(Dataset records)
====================

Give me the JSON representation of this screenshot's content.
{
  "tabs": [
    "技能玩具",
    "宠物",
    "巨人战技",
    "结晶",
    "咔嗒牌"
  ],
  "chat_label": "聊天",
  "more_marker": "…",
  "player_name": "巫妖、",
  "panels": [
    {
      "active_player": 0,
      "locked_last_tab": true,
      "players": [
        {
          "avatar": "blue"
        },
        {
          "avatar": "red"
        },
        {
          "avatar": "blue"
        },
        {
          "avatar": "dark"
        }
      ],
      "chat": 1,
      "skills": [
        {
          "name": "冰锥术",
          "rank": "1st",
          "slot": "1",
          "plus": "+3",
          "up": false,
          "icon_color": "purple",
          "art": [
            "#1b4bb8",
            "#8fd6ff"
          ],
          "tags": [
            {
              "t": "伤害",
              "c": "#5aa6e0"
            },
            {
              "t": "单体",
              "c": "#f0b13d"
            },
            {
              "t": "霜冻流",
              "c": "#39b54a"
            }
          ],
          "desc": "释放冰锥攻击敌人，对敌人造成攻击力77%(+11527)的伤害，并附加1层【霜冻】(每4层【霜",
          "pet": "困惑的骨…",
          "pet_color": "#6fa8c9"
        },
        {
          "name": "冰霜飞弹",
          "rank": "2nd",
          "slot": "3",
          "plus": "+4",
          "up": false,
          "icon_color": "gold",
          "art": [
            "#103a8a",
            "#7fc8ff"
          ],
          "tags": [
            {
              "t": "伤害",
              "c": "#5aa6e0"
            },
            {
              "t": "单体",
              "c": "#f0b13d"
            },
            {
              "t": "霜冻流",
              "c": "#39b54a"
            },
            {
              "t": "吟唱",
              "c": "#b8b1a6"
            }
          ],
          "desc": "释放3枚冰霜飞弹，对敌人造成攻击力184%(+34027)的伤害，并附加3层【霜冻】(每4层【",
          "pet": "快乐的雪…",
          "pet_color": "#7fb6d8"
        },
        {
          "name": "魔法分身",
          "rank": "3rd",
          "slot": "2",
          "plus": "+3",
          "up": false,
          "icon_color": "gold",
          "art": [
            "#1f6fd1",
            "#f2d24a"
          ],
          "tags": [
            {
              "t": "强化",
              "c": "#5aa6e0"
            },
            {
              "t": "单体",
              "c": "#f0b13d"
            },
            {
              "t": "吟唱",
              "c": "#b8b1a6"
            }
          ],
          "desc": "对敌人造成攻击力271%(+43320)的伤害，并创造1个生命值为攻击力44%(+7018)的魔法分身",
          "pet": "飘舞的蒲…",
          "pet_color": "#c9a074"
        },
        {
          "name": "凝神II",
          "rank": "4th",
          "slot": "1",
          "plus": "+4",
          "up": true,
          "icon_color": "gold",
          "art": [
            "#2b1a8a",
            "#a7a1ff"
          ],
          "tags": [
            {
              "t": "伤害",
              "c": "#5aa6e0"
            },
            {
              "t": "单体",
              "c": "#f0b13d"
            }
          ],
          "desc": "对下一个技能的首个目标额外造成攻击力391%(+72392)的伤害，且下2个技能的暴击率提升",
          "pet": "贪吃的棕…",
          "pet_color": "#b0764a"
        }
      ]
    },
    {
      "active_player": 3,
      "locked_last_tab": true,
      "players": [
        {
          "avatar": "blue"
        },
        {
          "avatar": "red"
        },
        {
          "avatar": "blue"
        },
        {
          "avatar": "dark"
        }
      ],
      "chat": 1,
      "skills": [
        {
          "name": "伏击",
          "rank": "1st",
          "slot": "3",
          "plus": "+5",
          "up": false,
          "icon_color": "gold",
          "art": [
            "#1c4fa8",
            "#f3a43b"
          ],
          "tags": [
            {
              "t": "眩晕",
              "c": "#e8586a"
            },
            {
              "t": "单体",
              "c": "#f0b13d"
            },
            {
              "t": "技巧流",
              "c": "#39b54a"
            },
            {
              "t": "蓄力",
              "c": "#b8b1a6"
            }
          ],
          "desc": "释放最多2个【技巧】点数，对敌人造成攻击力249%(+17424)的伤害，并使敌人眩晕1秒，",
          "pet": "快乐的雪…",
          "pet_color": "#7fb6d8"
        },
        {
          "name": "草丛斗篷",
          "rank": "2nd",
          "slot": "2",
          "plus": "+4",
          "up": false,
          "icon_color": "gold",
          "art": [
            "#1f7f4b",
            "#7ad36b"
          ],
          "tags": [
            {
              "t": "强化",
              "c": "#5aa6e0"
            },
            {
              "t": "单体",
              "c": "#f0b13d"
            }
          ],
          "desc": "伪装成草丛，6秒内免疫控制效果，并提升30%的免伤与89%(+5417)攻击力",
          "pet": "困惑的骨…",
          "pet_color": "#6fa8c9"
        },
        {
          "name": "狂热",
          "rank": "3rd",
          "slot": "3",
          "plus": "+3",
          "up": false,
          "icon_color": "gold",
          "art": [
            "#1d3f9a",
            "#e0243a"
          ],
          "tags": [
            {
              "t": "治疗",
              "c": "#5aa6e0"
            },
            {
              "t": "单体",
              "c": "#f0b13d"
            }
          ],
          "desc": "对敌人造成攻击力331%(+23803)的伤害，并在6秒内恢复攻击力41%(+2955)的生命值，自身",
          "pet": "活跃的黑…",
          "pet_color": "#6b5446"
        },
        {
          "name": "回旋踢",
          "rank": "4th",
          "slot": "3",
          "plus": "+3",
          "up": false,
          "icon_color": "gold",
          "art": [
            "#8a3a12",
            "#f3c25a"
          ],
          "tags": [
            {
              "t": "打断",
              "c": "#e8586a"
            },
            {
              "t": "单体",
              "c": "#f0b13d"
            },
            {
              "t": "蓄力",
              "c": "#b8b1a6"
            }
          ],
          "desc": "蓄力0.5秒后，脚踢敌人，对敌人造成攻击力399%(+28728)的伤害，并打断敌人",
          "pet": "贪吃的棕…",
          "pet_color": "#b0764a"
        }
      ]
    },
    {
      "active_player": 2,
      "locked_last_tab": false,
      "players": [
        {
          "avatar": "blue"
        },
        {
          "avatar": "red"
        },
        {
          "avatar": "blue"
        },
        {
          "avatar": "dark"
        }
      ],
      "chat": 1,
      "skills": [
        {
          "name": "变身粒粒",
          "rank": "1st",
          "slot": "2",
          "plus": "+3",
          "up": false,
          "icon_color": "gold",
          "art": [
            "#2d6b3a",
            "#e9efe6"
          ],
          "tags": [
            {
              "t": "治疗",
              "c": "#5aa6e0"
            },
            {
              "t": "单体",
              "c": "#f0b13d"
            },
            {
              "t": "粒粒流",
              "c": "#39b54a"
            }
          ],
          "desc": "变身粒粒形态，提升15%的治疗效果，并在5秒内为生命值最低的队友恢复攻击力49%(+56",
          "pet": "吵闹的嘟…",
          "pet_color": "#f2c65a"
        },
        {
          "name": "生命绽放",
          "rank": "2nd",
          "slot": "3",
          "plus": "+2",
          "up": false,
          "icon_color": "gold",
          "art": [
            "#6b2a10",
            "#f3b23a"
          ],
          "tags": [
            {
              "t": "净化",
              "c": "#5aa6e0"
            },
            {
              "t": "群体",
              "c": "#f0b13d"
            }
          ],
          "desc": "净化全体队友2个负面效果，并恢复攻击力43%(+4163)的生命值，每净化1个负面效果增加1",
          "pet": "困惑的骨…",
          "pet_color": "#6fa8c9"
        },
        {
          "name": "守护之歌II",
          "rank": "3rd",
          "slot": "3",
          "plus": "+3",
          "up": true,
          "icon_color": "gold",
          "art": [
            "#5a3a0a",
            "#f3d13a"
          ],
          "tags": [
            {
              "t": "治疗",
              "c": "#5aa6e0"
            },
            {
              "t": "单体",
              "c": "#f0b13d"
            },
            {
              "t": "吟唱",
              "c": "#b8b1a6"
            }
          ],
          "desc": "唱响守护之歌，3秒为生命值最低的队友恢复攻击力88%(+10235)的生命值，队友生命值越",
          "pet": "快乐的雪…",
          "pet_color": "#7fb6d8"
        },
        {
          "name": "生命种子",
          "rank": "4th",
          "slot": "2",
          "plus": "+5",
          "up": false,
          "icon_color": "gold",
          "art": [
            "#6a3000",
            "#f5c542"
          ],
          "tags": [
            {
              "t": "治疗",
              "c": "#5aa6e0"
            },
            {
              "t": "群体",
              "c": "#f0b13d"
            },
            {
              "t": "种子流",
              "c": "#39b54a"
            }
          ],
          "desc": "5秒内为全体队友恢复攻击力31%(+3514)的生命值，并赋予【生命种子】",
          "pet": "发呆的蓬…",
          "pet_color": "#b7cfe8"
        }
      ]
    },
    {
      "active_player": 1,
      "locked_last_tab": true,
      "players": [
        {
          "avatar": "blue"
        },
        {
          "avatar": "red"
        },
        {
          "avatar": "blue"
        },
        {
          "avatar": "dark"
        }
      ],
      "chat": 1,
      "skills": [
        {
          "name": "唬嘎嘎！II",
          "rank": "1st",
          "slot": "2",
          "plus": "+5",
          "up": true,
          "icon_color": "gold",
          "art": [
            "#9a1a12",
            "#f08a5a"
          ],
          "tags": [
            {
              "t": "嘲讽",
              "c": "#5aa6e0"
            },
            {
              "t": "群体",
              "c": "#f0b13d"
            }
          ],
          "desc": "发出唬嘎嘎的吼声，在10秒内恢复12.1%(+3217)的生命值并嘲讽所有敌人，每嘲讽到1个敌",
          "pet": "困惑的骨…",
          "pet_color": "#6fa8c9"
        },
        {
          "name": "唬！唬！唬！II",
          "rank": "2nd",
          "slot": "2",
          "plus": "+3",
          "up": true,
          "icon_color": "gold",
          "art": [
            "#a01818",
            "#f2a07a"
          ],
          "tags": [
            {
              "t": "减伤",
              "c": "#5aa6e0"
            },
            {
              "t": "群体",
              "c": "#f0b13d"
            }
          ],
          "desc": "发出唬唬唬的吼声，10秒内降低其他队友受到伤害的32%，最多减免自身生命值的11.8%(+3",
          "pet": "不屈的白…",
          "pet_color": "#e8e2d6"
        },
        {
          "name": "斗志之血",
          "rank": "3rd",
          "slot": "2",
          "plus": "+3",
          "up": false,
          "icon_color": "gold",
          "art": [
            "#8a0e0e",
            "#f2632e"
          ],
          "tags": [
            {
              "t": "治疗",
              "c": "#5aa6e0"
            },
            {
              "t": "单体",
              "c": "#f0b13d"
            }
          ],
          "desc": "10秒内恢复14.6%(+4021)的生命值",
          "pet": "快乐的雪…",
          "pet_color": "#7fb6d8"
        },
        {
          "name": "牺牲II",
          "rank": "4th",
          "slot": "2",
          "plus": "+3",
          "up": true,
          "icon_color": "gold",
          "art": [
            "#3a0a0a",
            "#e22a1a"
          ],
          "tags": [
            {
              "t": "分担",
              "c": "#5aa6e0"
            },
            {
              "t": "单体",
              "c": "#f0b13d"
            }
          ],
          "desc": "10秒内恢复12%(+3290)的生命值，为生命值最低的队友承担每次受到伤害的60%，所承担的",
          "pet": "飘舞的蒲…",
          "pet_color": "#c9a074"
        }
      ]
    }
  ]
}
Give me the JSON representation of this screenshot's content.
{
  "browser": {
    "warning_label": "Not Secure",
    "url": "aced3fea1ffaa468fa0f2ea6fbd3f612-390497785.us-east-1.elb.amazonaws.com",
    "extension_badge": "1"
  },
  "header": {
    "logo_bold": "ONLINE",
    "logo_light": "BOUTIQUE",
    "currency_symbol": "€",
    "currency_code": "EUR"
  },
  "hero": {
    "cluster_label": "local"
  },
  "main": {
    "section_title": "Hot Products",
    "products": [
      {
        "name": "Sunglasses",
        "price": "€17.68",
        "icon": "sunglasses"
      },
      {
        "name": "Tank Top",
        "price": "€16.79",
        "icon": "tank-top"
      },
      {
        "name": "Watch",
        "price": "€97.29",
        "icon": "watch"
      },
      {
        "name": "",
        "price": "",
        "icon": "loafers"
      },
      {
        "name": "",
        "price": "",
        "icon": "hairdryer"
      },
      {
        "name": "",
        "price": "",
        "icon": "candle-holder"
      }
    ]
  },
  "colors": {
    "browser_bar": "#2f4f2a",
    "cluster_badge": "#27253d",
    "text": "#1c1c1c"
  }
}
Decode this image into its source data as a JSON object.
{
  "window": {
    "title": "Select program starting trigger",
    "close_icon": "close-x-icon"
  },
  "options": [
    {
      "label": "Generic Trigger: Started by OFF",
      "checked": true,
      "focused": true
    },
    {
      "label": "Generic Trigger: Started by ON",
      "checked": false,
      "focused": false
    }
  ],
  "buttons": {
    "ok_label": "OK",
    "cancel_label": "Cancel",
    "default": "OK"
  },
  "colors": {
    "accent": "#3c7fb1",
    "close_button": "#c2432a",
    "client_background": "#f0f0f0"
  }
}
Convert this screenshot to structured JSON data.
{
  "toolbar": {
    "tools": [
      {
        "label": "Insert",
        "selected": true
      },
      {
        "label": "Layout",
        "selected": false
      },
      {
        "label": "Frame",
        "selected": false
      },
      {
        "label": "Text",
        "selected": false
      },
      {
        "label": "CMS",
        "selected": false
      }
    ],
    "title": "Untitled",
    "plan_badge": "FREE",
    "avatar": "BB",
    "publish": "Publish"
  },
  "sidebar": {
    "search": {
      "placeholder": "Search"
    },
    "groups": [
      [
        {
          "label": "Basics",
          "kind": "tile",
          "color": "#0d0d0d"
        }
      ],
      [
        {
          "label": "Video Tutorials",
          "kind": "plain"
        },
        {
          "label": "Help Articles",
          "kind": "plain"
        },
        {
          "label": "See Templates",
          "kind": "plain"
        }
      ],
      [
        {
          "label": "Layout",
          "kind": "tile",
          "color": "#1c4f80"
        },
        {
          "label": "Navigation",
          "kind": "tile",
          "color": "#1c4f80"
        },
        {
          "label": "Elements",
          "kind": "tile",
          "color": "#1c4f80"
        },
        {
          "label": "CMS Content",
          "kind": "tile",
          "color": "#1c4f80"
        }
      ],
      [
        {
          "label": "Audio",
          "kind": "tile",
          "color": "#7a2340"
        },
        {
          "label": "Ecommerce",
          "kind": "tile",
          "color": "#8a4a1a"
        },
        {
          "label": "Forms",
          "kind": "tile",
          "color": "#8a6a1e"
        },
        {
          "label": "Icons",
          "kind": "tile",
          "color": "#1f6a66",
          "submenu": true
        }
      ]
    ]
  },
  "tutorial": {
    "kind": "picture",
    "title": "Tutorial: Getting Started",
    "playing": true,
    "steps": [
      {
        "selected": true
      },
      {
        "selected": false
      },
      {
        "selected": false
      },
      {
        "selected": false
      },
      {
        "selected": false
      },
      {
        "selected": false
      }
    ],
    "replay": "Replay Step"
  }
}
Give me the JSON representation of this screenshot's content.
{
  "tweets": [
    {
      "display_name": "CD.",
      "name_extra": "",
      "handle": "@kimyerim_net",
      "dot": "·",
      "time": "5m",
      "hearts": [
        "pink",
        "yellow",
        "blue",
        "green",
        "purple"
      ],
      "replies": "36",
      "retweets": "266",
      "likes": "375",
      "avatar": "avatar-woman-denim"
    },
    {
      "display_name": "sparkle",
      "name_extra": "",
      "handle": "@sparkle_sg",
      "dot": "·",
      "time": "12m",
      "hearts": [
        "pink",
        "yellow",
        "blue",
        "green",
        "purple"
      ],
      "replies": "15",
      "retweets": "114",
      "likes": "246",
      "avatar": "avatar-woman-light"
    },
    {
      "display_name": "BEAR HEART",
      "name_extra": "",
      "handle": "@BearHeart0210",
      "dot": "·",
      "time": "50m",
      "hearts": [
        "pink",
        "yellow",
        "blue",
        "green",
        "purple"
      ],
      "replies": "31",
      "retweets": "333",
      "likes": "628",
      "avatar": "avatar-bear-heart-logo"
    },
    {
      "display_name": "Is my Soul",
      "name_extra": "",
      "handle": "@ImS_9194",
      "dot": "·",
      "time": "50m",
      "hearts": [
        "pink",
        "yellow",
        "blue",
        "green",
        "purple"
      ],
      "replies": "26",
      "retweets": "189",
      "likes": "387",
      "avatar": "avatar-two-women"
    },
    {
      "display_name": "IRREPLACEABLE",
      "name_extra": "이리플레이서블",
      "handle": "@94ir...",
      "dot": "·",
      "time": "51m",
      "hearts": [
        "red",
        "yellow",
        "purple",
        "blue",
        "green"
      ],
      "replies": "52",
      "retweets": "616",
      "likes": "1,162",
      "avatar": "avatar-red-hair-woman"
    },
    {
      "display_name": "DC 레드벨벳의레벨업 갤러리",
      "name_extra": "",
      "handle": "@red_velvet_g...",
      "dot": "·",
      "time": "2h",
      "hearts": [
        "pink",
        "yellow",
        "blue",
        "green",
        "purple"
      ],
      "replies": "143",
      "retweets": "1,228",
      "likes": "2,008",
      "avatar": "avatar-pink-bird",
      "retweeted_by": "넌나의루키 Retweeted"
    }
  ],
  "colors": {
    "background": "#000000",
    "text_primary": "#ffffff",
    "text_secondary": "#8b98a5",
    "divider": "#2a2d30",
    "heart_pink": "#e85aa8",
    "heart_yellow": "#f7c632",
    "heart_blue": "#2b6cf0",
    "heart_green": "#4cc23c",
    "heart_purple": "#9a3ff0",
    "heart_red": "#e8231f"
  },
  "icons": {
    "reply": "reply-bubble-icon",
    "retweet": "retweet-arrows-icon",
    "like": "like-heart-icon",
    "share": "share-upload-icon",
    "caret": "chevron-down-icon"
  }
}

====================

Given exercise:
Copy each line of the listing that holds the word "Generic".

Solved exercise:
      "label": "Generic Trigger: Started by OFF",
      "label": "Generic Trigger: Started by ON",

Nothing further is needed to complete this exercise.